Records for processing:
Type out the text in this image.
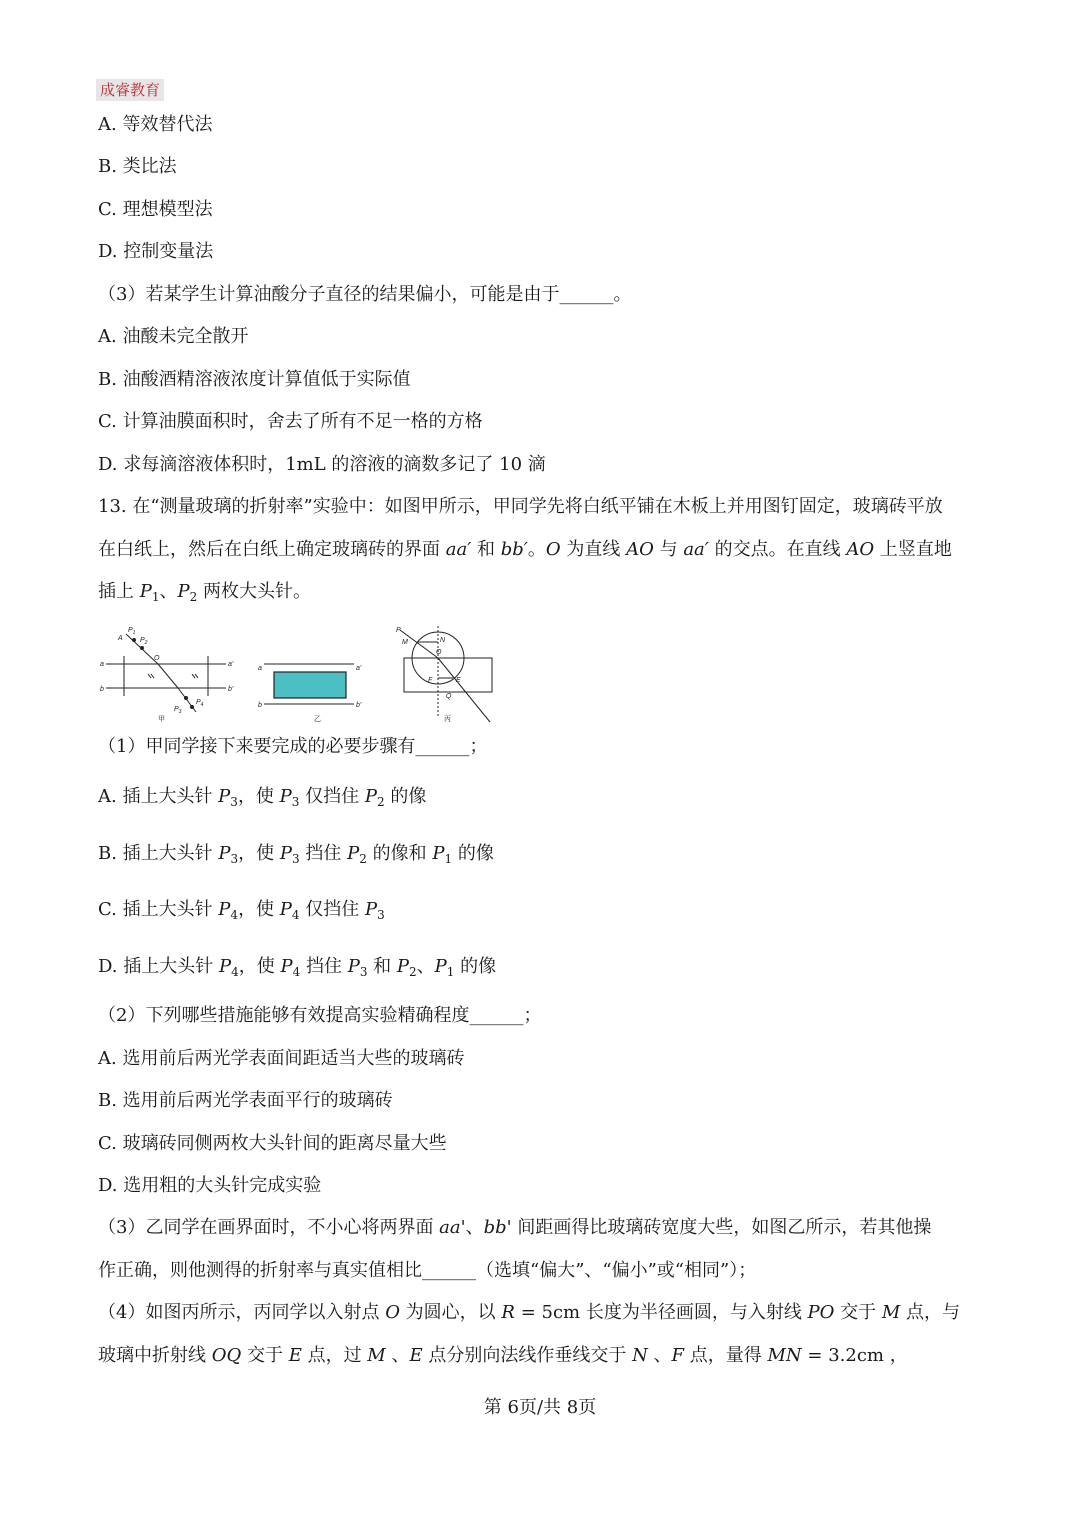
成睿教育
A. 等效替代法
B. 类比法
C. 理想模型法
D. 控制变量法
（3）若某学生计算油酸分子直径的结果偏小，可能是由于______。
A. 油酸未完全散开
B. 油酸酒精溶液浓度计算值低于实际值
C. 计算油膜面积时，舍去了所有不足一格的方格
D. 求每滴溶液体积时，1mL 的溶液的滴数多记了 10 滴
13. 在“测量玻璃的折射率”实验中：如图甲所示，甲同学先将白纸平铺在木板上并用图钉固定，玻璃砖平放
在白纸上，然后在白纸上确定玻璃砖的界面 aa′ 和 bb′。O 为直线 AO 与 aa′ 的交点。在直线 AO 上竖直地
插上 $P_1$、$P_2$ 两枚大头针。
A
$P_1$
$P_2$
O
a	a'
b	b'
$P_3$
$P_4$
甲
a	a'
b	b'
乙
P
M	N
O
F	E
Q
丙
（1）甲同学接下来要完成的必要步骤有______；
A. 插上大头针 $P_3$，使 $P_3$ 仅挡住 $P_2$ 的像
B. 插上大头针 $P_3$，使 $P_3$ 挡住 $P_2$ 的像和 $P_1$ 的像
C. 插上大头针 $P_4$，使 $P_4$ 仅挡住 $P_3$
D. 插上大头针 $P_4$，使 $P_4$ 挡住 $P_3$ 和 $P_2$、$P_1$ 的像
（2）下列哪些措施能够有效提高实验精确程度______；
A. 选用前后两光学表面间距适当大些的玻璃砖
B. 选用前后两光学表面平行的玻璃砖
C. 玻璃砖同侧两枚大头针间的距离尽量大些
D. 选用粗的大头针完成实验
（3）乙同学在画界面时，不小心将两界面 aa'、bb' 间距画得比玻璃砖宽度大些，如图乙所示，若其他操
作正确，则他测得的折射率与真实值相比______（选填“偏大”、“偏小”或“相同”）；
（4）如图丙所示，丙同学以入射点 O 为圆心，以 R = 5cm 长度为半径画圆，与入射线 PO 交于 M 点，与
玻璃中折射线 OQ 交于 E 点，过 M 、E 点分别向法线作垂线交于 N 、F 点，量得 MN = 3.2cm ，
第 6页/共 8页
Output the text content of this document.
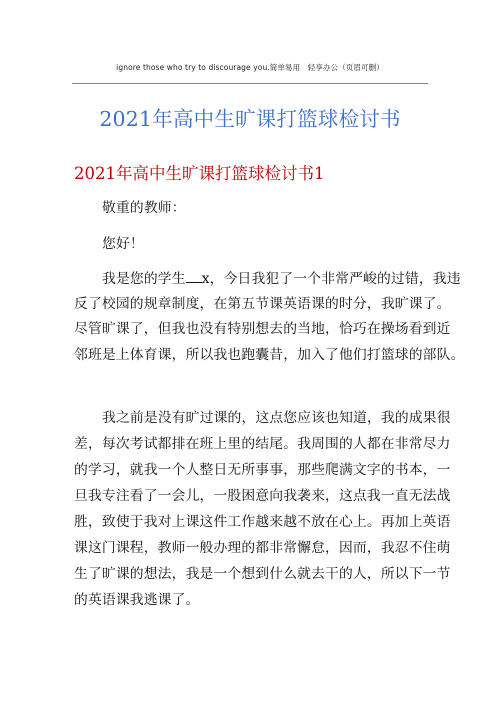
ignore those who try to discourage you.简单易用　轻享办公（页眉可删）
2021年高中生旷课打篮球检讨书
2021年高中生旷课打篮球检讨书1
敬重的教师：
您好！
我是您的学生 x，今日我犯了一个非常严峻的过错，我违
反了校园的规章制度，在第五节课英语课的时分，我旷课了。
尽管旷课了，但我也没有特别想去的当地，恰巧在操场看到近
邻班是上体育课，所以我也跑囊昔，加入了他们打篮球的部队。
我之前是没有旷过课的，这点您应该也知道，我的成果很
差，每次考试都排在班上里的结尾。我周围的人都在非常尽力
的学习，就我一个人整日无所事事，那些爬满文字的书本，一
旦我专注看了一会儿，一股困意向我袭来，这点我一直无法战
胜，致使于我对上课这件工作越来越不放在心上。再加上英语
课这门课程，教师一般办理的都非常懈怠，因而，我忍不住萌
生了旷课的想法，我是一个想到什么就去干的人，所以下一节
的英语课我逃课了。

What you should do:
Find and copy each line above that includes the string "this".

Task response:
Type out the text in this image.
Output the text content of this document.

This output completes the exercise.